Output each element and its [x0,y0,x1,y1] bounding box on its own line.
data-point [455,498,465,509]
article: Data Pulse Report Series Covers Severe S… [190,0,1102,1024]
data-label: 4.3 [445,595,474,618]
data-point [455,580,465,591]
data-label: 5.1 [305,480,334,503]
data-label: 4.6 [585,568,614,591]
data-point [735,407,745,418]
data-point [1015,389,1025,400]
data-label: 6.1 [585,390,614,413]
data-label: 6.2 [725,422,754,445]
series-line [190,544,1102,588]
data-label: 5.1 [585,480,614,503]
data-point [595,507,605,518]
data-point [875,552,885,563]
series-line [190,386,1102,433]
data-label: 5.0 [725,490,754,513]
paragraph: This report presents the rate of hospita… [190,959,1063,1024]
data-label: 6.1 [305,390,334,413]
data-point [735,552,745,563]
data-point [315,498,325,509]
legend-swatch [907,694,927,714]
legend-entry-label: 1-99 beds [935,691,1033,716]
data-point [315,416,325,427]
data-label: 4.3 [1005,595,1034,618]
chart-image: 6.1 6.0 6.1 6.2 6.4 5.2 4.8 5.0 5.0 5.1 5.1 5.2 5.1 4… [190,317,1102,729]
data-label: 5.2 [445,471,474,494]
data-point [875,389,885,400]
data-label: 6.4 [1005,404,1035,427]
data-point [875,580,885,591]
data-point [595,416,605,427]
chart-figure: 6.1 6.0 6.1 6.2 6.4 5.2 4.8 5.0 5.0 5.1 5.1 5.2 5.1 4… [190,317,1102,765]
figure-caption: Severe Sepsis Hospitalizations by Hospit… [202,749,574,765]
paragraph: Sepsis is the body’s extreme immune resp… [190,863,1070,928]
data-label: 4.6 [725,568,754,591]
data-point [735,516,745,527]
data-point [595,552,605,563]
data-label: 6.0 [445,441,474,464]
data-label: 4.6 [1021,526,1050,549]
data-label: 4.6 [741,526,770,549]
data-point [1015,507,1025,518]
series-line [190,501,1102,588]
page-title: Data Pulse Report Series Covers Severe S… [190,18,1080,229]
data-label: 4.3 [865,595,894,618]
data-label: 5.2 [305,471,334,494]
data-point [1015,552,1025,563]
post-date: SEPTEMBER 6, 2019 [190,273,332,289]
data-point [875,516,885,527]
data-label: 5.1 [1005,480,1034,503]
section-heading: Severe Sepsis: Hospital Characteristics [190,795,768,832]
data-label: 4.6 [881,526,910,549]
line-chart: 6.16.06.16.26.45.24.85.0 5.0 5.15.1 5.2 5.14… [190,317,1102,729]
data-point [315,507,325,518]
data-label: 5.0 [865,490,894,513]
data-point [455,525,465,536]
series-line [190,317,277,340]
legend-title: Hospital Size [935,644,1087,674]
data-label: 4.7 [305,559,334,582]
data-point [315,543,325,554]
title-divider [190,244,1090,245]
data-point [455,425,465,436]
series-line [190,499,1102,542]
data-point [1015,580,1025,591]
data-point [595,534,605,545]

*STATED EXERCISE*.
State how many lines of the items above contain the word "Severe".

*EXERCISE SOLUTION*.
4